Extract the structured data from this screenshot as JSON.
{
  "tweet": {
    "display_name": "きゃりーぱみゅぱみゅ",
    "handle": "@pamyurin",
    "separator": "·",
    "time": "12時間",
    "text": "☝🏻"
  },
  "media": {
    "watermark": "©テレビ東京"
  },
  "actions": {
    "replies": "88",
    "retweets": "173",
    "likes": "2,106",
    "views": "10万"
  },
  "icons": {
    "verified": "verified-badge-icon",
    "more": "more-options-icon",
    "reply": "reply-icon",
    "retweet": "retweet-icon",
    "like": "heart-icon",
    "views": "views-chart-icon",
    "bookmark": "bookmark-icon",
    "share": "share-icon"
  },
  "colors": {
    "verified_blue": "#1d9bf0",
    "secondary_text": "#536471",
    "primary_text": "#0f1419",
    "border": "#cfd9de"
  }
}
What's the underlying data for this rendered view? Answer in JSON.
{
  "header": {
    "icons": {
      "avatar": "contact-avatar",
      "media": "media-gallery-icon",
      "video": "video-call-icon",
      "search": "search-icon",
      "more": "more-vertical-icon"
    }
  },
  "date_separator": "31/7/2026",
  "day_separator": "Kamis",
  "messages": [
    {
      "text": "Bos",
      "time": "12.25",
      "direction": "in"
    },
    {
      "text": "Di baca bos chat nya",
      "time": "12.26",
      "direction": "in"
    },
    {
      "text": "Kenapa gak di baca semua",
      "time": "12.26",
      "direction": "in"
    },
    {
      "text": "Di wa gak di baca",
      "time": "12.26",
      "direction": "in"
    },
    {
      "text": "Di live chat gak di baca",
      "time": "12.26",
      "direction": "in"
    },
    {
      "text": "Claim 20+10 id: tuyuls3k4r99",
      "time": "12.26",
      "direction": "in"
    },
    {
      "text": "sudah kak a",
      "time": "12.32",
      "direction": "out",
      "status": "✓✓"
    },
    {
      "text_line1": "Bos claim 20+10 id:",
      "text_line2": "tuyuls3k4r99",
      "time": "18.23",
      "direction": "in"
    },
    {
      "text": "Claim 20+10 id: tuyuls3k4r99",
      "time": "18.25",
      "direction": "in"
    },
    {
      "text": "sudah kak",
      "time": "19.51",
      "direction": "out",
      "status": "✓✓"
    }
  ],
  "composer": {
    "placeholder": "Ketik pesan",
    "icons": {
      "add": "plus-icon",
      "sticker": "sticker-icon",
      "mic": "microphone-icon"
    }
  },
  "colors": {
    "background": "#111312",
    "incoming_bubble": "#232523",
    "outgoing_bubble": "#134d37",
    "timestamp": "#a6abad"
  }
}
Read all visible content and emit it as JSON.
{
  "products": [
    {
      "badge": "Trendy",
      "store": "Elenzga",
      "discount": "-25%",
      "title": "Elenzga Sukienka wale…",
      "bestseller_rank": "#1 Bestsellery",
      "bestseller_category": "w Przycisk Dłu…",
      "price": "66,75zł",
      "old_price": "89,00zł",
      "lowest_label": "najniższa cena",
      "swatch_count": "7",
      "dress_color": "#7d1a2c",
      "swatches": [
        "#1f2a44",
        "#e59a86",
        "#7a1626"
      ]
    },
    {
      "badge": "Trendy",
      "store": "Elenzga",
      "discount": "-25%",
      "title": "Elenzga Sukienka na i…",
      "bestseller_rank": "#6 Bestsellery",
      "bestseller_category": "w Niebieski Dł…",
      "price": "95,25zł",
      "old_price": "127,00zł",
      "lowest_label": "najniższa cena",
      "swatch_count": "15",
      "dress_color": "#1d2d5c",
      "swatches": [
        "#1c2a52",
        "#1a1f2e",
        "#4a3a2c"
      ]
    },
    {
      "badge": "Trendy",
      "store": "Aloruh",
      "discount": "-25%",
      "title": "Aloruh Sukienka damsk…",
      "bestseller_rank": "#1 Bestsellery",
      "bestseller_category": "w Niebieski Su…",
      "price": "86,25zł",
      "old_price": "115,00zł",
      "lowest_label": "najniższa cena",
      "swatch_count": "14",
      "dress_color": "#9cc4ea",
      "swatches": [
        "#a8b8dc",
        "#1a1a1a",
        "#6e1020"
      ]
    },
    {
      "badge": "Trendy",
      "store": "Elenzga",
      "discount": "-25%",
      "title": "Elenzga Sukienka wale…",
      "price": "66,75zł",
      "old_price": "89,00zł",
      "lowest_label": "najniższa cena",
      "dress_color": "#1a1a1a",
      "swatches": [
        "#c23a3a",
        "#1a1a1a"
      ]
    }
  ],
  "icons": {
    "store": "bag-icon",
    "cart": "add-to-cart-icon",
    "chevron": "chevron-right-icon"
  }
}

==

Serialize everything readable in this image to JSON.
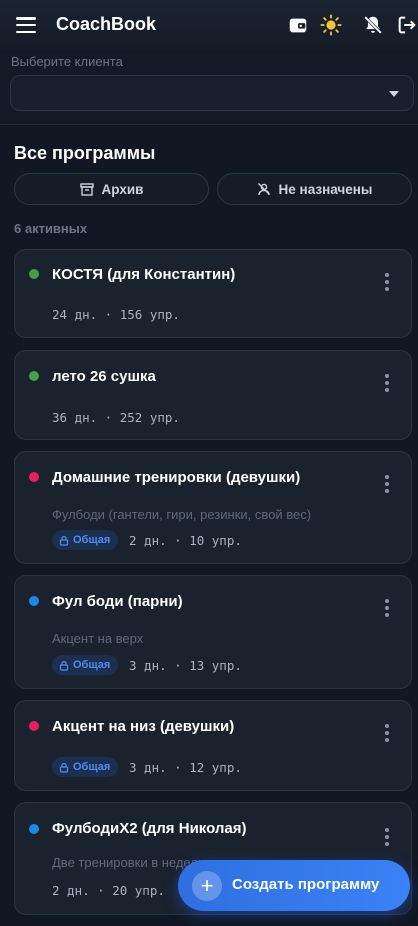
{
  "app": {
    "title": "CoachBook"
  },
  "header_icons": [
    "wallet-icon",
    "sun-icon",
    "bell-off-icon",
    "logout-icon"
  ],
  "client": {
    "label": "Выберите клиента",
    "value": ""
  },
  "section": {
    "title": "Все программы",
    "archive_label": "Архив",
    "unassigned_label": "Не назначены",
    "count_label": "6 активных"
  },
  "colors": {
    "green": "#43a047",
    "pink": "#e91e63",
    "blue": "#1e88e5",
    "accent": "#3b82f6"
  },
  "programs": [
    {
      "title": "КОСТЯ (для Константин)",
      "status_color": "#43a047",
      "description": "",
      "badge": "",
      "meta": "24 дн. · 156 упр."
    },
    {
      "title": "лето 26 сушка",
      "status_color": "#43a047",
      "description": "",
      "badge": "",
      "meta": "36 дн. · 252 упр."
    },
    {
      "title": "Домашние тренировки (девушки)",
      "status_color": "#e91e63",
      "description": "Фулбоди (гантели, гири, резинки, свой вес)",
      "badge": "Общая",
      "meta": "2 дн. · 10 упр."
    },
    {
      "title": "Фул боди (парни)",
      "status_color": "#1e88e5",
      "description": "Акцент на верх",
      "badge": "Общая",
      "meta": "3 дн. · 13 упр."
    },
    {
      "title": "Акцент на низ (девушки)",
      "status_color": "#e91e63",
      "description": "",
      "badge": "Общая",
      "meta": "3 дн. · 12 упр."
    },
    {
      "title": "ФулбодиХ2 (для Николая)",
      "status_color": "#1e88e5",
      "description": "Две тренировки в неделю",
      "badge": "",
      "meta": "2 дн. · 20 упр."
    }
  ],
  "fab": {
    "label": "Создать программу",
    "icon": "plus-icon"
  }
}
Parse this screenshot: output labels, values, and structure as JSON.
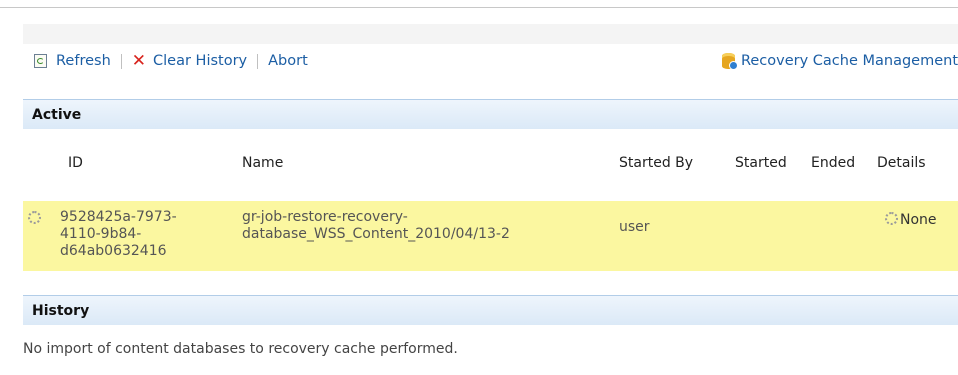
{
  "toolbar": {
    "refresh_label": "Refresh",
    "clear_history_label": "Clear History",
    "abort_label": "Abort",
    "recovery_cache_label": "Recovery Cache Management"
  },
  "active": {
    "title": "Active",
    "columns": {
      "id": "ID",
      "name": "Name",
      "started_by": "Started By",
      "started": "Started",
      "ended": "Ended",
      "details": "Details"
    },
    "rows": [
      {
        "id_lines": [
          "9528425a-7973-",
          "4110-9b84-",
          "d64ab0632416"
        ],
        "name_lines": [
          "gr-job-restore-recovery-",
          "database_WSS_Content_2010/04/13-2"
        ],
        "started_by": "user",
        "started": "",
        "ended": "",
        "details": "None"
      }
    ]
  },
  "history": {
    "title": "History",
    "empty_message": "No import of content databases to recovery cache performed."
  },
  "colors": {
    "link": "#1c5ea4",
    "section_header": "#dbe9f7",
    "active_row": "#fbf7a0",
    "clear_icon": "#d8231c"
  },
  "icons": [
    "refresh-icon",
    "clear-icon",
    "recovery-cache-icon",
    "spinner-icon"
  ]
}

TASK => Go through the records and gather the lines that hold "Aloruh".

WRITTEN SOLUTION =>
      "store": "Aloruh",
      "title": "Aloruh Sukienka damsk…",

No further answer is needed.